Compito proposto A
Nell'estratto sulla destra radicale tedesca, che cosa è più facile, secondo la Frankfurter Allgemeine Zeitung, del cambio di opinione di Angela Merkel sui migranti?
Compito proposto B
Riprendi l'estratto sulla destra radicale tedesca e scrivine il seguito a partire dall'ultima frase.

Estratto

◆ ◆ ◆ ◆ ◆ ◆ ◆

SVOLTA. Di loro non si può nemmeno dire che siano usciti dai sepolcri imbiancati. Poco piacevoli da vedere infatti lo sono in tutti modi, sia all'interno, sia all'esterno. Sgradevoli per ciò che rappresentano, per ciò che predicano, per il loro linguaggio carico di livore. La loro irruzione sulla scena politica tedesca, l'irruzione della destra radicale, non manca quindi di sollevare grosse preoccupazioni. Nei tre Länder in cui si è affermata con esiti vistosi, l'Alternative für Deutschland (AfD) si è fatta portatrice di un messaggio dai toni revanscisti. "E' solo l'inizio. I tedeschi hanno ripreso il loro destino. Basta coi sensi di colpa", sono slogan lugubri, reminiscenze del passato declinato facendo leva sulla paura, mentre si pensava che la Repubblica federale fosse immune dal vento populista, anti immigrati e anti europeo. Una svolta da prendere terribilmente sul serio, in quanto espressioni di timori e opinioni reali da indagare a fondo prima che sia troppo tardi.

 

CRUNA. Sul problema dei migranti, all'origine del ribaltone nel panorama elettorale a nord del Reno, Angela Merkel non sembra intenzionata a cambiare opinione. Secondo la  Frankfurter Allgemeine Zeitung è più facile che un cammello passi per la cruna di un ago. La determinazione della Cancelliera, per quanto lodevole, deve tuttavia fare i conti con l'ondata dei nuovi leader populisti europei che guadagnano terreno a buon mercato vendendo messaggi falsi ma tali da suonare plausibili. Attraverso quel martellamento, si dimenticano gli errori del Novecento, un secolo molto lontano eppure così vicino, si erigono nuove barriere, si butta al macero l'accoglienza e i fantasmi della storia spingono per risbucare dagli armadi. L'allarme è più attuale che mai in vista soprattutto dei voti politici che in vari Paesi arriveranno presto a scadenza e potrebbero riservare amarissime sorprese in una Europa frastagliata e scossa dai sussulti nazionalisti.

 

AUSTERITÀ. Per affrontare la sfida con la torbida miscela ideologica smerciata dai vari fronti, da quello di Marine Le Pen al leghista Salvini, ora deve tornare il sereno sull'UE. Facile a dirsi, un po' meno a farsi. Occorrerebbe infatti una visione condivisa sul concetto di rigore e delle sue varie modalità di applicazione che sono all'origine dei mugugni nei Paesi che ne hanno fatto l'esperienza. Nell'ottica di sinistra prevale l'opinione che l'austerità disgiunta da una vera politica degli investimenti e dell'occupazione sia inconcludente e per finire abbia provocato soltanto disaffezione nei cittadini, rimpolpando così la destra xenofoba e razzista. Ritrovare il sereno non rientra nel novero delle missioni impossibili, ci mancherebbe, ma a patto di rispettare un pacchetto di impegni sociali a favore dei lavoratori e di una politica dell'asilo degna di questo nome. Se tutto questo c'è, la cooperazione non può che uscirne rafforzata.

◆ ◆ ◆ ◆ ◆ ◆ ◆

Dati mostrati
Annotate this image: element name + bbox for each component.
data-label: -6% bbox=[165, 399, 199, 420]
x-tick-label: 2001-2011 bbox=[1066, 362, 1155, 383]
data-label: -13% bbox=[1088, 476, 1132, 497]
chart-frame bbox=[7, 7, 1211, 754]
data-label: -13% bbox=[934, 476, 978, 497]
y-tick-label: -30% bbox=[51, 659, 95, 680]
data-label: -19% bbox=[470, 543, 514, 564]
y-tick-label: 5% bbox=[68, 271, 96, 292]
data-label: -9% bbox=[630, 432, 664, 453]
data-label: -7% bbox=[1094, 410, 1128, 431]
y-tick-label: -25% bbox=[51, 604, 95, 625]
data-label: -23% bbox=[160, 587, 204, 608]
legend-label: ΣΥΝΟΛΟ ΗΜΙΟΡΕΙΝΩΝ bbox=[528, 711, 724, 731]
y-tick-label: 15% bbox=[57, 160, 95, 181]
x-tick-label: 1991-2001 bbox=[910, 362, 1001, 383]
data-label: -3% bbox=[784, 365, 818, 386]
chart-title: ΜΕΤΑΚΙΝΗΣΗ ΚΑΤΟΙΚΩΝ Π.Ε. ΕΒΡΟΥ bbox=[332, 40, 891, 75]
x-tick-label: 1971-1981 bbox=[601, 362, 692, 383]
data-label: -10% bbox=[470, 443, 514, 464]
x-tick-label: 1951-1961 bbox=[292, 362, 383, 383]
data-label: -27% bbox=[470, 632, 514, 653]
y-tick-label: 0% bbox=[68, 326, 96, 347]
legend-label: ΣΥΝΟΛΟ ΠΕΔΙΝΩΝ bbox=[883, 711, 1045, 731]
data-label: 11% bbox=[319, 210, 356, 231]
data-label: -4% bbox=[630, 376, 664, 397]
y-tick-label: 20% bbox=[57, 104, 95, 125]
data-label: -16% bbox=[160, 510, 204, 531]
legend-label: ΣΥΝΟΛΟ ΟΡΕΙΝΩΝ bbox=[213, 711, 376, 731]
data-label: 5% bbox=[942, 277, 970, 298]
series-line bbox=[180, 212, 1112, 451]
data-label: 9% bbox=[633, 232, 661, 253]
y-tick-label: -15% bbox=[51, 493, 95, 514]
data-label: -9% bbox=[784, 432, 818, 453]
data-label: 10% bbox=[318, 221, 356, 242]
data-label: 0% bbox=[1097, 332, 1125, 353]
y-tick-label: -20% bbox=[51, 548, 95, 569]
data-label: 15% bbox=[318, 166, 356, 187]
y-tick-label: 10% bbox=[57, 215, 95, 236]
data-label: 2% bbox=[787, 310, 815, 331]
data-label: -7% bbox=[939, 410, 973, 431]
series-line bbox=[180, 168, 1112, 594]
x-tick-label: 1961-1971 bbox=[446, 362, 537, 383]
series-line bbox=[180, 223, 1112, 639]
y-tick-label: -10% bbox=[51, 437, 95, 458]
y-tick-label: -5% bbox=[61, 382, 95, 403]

◆ ◆ ◆ ◆ ◆ ◆ ◆

Risultato esercizio A
Che un cammello passi per la cruna di un ago.

Risultato esercizio B
 

PERLE. "Quello che dovreste sapere e che la classe politica dei miliardari non vorrebbe mai che sapeste". Alla fine della lunga, estenuante battaglia delle primarie, ciò che resterà scolpito nella memoria sono le perle di saggezza di Bernie Sanders, giocate sul filo dell'ironia come un vecchio film di Woody Allen. Alla luce del super mercoledì, copia quasi identica del super martedì, su cui svettano Hillary Clinton e Donald Trump, sembra infatti improbabile che il socialista del Vermont riesca a impensierire l'ex first lady. Mentre sta scattando tra i democratici l'effetto anti-Trump, d'ora in poi compito di Sanders sarà ora quello di condurre una campagna di testimonianza a sostegno del voto utile, affinché l'America abbia un Presidente che ne incarni i valori anziché uno che la metta in imbarazzo davanti al mondo intero. Uno che quei valori altro non fa che calpestarli.

 

SPICCIOLI. A proposito di miliardari, un certo Paperon de Paperoni, il ricchissimo spilorcio uscito dalla fantasia di Walt Disney, in un fumetto di alcuni anni fa gettò alle ortiche la sua proverbiale avarizia per finanziare gli studi al conservatorio di un giovane violinista che grazie alla sua musica gli aveva toccato il cuore. Nel mondo reale le cose vanno un pochino diversamente. Due solisti di grande fama, uno a Milano, l'altro a Washington, che per fare un esperimento si erano trasformati in musicisti di strada, hanno racimolato pochi spiccioli, qualche euro in Lombardia, alcuni dollari nella capitale americana. Eppure, in entrambi i casi, i pezzi suonati sull'improvvisato palcoscenico delle stazioni, era di altissima qualità. Ma pochi hanno prestato orecchio a quelle note sublimi. Sui motivi dell'insuccesso si può discettare a lungo, ma se temi ogni giorno di perdere il posto di lavoro si può capire che la gente sia distratta e non colga la magia di Bach.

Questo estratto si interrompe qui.